● AIM
Output each entry below as it stands, leaving out every picture.

# # # # #

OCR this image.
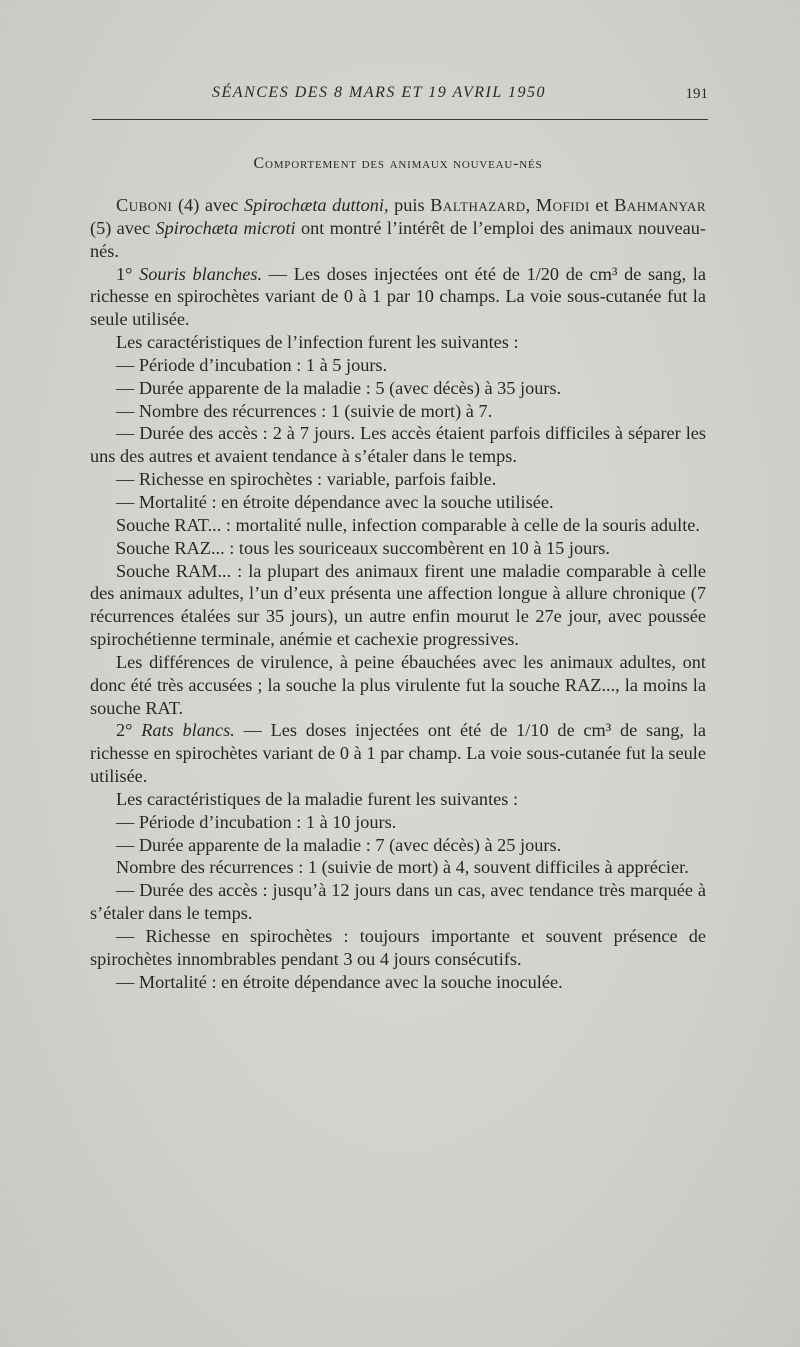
SÉANCES DES 8 MARS ET 19 AVRIL 1950	191
Comportement des animaux nouveau-nés

Cuboni (4) avec Spirochæta duttoni, puis Balthazard, Mofidi et Bahmanyar (5) avec Spirochæta microti ont montré l’intérêt de l’emploi des animaux nouveau-nés.

1° Souris blanches. — Les doses injectées ont été de 1/20 de cm³ de sang, la richesse en spirochètes variant de 0 à 1 par 10 champs. La voie sous-cutanée fut la seule utilisée.

Les caractéristiques de l’infection furent les suivantes :

— Période d’incubation : 1 à 5 jours.

— Durée apparente de la maladie : 5 (avec décès) à 35 jours.

— Nombre des récurrences : 1 (suivie de mort) à 7.

— Durée des accès : 2 à 7 jours. Les accès étaient parfois difficiles à séparer les uns des autres et avaient tendance à s’étaler dans le temps.

— Richesse en spirochètes : variable, parfois faible.

— Mortalité : en étroite dépendance avec la souche utilisée.

Souche RAT... : mortalité nulle, infection comparable à celle de la souris adulte.

Souche RAZ... : tous les souriceaux succombèrent en 10 à 15 jours.

Souche RAM... : la plupart des animaux firent une maladie comparable à celle des animaux adultes, l’un d’eux présenta une affection longue à allure chronique (7 récurrences étalées sur 35 jours), un autre enfin mourut le 27e jour, avec poussée spirochétienne terminale, anémie et cachexie progressives.

Les différences de virulence, à peine ébauchées avec les animaux adultes, ont donc été très accusées ; la souche la plus virulente fut la souche RAZ..., la moins la souche RAT.

2° Rats blancs. — Les doses injectées ont été de 1/10 de cm³ de sang, la richesse en spirochètes variant de 0 à 1 par champ. La voie sous-cutanée fut la seule utilisée.

Les caractéristiques de la maladie furent les suivantes :

— Période d’incubation : 1 à 10 jours.

— Durée apparente de la maladie : 7 (avec décès) à 25 jours.

Nombre des récurrences : 1 (suivie de mort) à 4, souvent difficiles à apprécier.

— Durée des accès : jusqu’à 12 jours dans un cas, avec tendance très marquée à s’étaler dans le temps.

— Richesse en spirochètes : toujours importante et souvent présence de spirochètes innombrables pendant 3 ou 4 jours consécutifs.

— Mortalité : en étroite dépendance avec la souche inoculée.
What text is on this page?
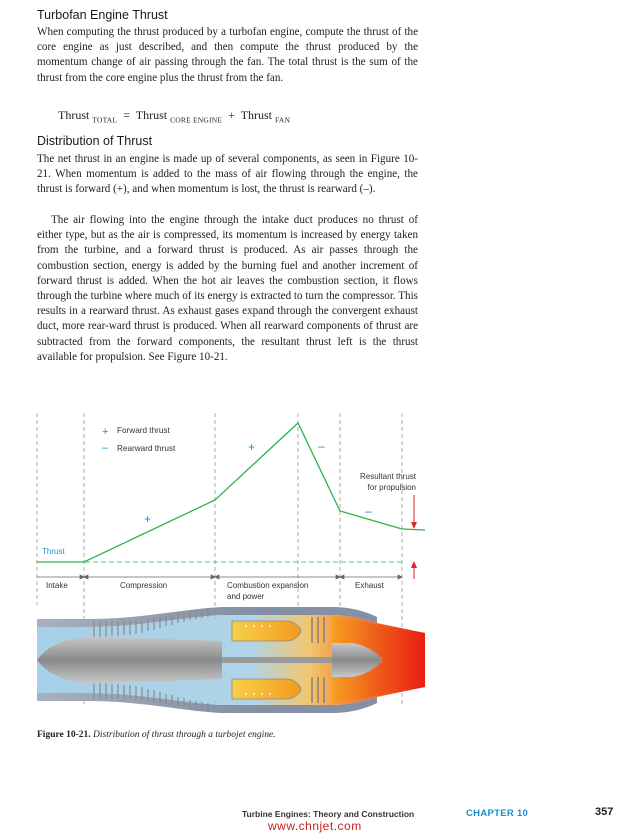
Turbofan Engine Thrust

When computing the thrust produced by a turbofan engine, compute the thrust of the core engine as just described, and then compute the thrust produced by the momentum change of air passing through the fan. The total thrust is the sum of the thrust from the core engine plus the thrust from the fan.

Thrust $_{TOTAL}$ = Thrust $_{CORE ENGINE}$ + Thrust $_{FAN}$
Distribution of Thrust

The net thrust in an engine is made up of several components, as seen in Figure 10-21. When momentum is added to the mass of air flowing through the engine, the thrust is forward (+), and when momentum is lost, the thrust is rearward (–).

The air flowing into the engine through the intake duct produces no thrust of either type, but as the air is compressed, its momentum is increased by energy taken from the turbine, and a forward thrust is produced. As air passes through the combustion section, energy is added by the burning fuel and another increment of forward thrust is added. When the hot air leaves the combustion section, it flows through the turbine where much of its energy is extracted to turn the compressor. This results in a rearward thrust. As exhaust gases expand through the convergent exhaust duct, more rear-ward thrust is produced. When all rearward components of thrust are subtracted from the forward components, the resultant thrust left is the thrust available for propulsion. See Figure 10-21.

+ Forward thrust
– Rearward thrust
+
+	–
–
Resultant thrust
for propulsion
Thrust
Intake	Compression	Combustion expansion
and power
Exhaust
Figure 10-21. Distribution of thrust through a turbojet engine.
Turbine Engines: Theory and Construction	CHAPTER 10	357
www.chnjet.com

# # # # #

● EXERCISE SOLUTION
OCR this image.
SÉANCES DES 8 MARS ET 19 AVRIL 1950	191
Comportement des animaux nouveau-nés

Cuboni (4) avec Spirochæta duttoni, puis Balthazard, Mofidi et Bahmanyar (5) avec Spirochæta microti ont montré l’intérêt de l’emploi des animaux nouveau-nés.

1° Souris blanches. — Les doses injectées ont été de 1/20 de cm³ de sang, la richesse en spirochètes variant de 0 à 1 par 10 champs. La voie sous-cutanée fut la seule utilisée.

Les caractéristiques de l’infection furent les suivantes :

— Période d’incubation : 1 à 5 jours.

— Durée apparente de la maladie : 5 (avec décès) à 35 jours.

— Nombre des récurrences : 1 (suivie de mort) à 7.

— Durée des accès : 2 à 7 jours. Les accès étaient parfois difficiles à séparer les uns des autres et avaient tendance à s’étaler dans le temps.

— Richesse en spirochètes : variable, parfois faible.

— Mortalité : en étroite dépendance avec la souche utilisée.

Souche RAT... : mortalité nulle, infection comparable à celle de la souris adulte.

Souche RAZ... : tous les souriceaux succombèrent en 10 à 15 jours.

Souche RAM... : la plupart des animaux firent une maladie comparable à celle des animaux adultes, l’un d’eux présenta une affection longue à allure chronique (7 récurrences étalées sur 35 jours), un autre enfin mourut le 27e jour, avec poussée spirochétienne terminale, anémie et cachexie progressives.

Les différences de virulence, à peine ébauchées avec les animaux adultes, ont donc été très accusées ; la souche la plus virulente fut la souche RAZ..., la moins la souche RAT.

2° Rats blancs. — Les doses injectées ont été de 1/10 de cm³ de sang, la richesse en spirochètes variant de 0 à 1 par champ. La voie sous-cutanée fut la seule utilisée.

Les caractéristiques de la maladie furent les suivantes :

— Période d’incubation : 1 à 10 jours.

— Durée apparente de la maladie : 7 (avec décès) à 25 jours.

Nombre des récurrences : 1 (suivie de mort) à 4, souvent difficiles à apprécier.

— Durée des accès : jusqu’à 12 jours dans un cas, avec tendance très marquée à s’étaler dans le temps.

— Richesse en spirochètes : toujours importante et souvent présence de spirochètes innombrables pendant 3 ou 4 jours consécutifs.

— Mortalité : en étroite dépendance avec la souche inoculée.
What text is on this page?
Turbofan Engine Thrust

When computing the thrust produced by a turbofan engine, compute the thrust of the core engine as just described, and then compute the thrust produced by the momentum change of air passing through the fan. The total thrust is the sum of the thrust from the core engine plus the thrust from the fan.

Thrust $_{TOTAL}$ = Thrust $_{CORE ENGINE}$ + Thrust $_{FAN}$
Distribution of Thrust

The net thrust in an engine is made up of several components, as seen in Figure 10-21. When momentum is added to the mass of air flowing through the engine, the thrust is forward (+), and when momentum is lost, the thrust is rearward (–).

The air flowing into the engine through the intake duct produces no thrust of either type, but as the air is compressed, its momentum is increased by energy taken from the turbine, and a forward thrust is produced. As air passes through the combustion section, energy is added by the burning fuel and another increment of forward thrust is added. When the hot air leaves the combustion section, it flows through the turbine where much of its energy is extracted to turn the compressor. This results in a rearward thrust. As exhaust gases expand through the convergent exhaust duct, more rear-ward thrust is produced. When all rearward components of thrust are subtracted from the forward components, the resultant thrust left is the thrust available for propulsion. See Figure 10-21.

+ Forward thrust
– Rearward thrust
+
+	–
–
Resultant thrust
for propulsion
Thrust
Intake	Compression	Combustion expansion
and power
Exhaust
Figure 10-21. Distribution of thrust through a turbojet engine.
Turbine Engines: Theory and Construction	CHAPTER 10	357
www.chnjet.com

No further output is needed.